Dataset records
──────

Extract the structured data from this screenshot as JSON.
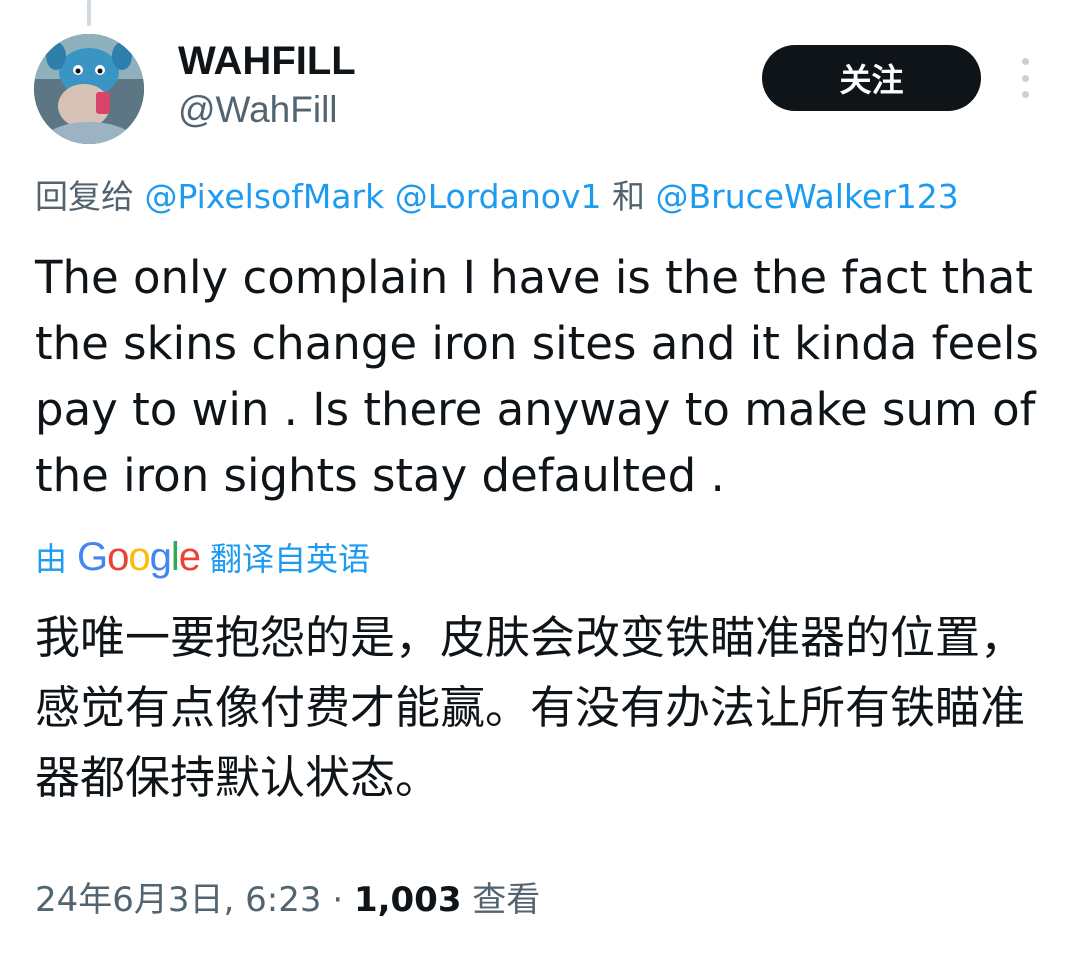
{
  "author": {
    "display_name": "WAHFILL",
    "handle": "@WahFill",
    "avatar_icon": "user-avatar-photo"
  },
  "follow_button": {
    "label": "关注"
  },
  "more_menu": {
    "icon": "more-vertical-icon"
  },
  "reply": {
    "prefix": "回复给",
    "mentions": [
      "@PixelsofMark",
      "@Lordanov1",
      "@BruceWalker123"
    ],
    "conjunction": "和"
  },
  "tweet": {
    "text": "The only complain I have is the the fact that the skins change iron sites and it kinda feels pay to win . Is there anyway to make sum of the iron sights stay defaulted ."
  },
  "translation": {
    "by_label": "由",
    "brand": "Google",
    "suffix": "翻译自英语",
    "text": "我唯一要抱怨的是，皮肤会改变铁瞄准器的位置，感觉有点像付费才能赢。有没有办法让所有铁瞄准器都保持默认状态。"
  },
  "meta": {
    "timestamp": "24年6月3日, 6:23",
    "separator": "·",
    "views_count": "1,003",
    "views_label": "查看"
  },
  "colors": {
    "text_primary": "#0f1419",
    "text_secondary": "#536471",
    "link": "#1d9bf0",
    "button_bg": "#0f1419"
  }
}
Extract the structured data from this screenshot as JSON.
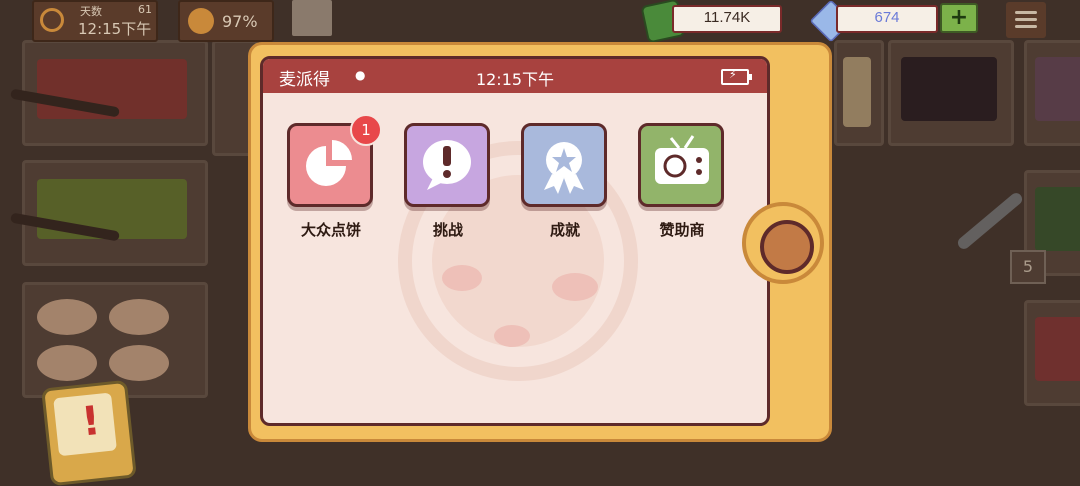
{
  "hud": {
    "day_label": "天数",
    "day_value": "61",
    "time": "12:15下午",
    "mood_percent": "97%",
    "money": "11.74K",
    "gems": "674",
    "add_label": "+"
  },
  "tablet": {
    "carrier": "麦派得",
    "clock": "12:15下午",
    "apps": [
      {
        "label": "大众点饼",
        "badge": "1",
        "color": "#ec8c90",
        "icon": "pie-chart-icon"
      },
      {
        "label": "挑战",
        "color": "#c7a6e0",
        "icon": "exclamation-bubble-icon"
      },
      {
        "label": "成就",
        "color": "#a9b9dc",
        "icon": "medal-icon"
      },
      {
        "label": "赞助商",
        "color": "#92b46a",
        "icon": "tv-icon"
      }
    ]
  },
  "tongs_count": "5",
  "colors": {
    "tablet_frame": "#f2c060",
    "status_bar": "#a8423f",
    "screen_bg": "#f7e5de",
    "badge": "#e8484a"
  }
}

──────

> **GOAL**
Reproduce all of the data exactly, omitting each picture it holds.

> **TASK ANSWER**
Extract the structured data from this screenshot as JSON.
{
  "author": {
    "display_name": "WAHFILL",
    "handle": "@WahFill",
    "avatar_icon": "user-avatar-photo"
  },
  "follow_button": {
    "label": "关注"
  },
  "more_menu": {
    "icon": "more-vertical-icon"
  },
  "reply": {
    "prefix": "回复给",
    "mentions": [
      "@PixelsofMark",
      "@Lordanov1",
      "@BruceWalker123"
    ],
    "conjunction": "和"
  },
  "tweet": {
    "text": "The only complain I have is the the fact that the skins change iron sites and it kinda feels pay to win . Is there anyway to make sum of the iron sights stay defaulted ."
  },
  "translation": {
    "by_label": "由",
    "brand": "Google",
    "suffix": "翻译自英语",
    "text": "我唯一要抱怨的是，皮肤会改变铁瞄准器的位置，感觉有点像付费才能赢。有没有办法让所有铁瞄准器都保持默认状态。"
  },
  "meta": {
    "timestamp": "24年6月3日, 6:23",
    "separator": "·",
    "views_count": "1,003",
    "views_label": "查看"
  },
  "colors": {
    "text_primary": "#0f1419",
    "text_secondary": "#536471",
    "link": "#1d9bf0",
    "button_bg": "#0f1419"
  }
}
Extract the structured data from this screenshot as JSON.
{
  "hud": {
    "day_label": "天数",
    "day_value": "61",
    "time": "12:15下午",
    "mood_percent": "97%",
    "money": "11.74K",
    "gems": "674",
    "add_label": "+"
  },
  "tablet": {
    "carrier": "麦派得",
    "clock": "12:15下午",
    "apps": [
      {
        "label": "大众点饼",
        "badge": "1",
        "color": "#ec8c90",
        "icon": "pie-chart-icon"
      },
      {
        "label": "挑战",
        "color": "#c7a6e0",
        "icon": "exclamation-bubble-icon"
      },
      {
        "label": "成就",
        "color": "#a9b9dc",
        "icon": "medal-icon"
      },
      {
        "label": "赞助商",
        "color": "#92b46a",
        "icon": "tv-icon"
      }
    ]
  },
  "tongs_count": "5",
  "colors": {
    "tablet_frame": "#f2c060",
    "status_bar": "#a8423f",
    "screen_bg": "#f7e5de",
    "badge": "#e8484a"
  }
}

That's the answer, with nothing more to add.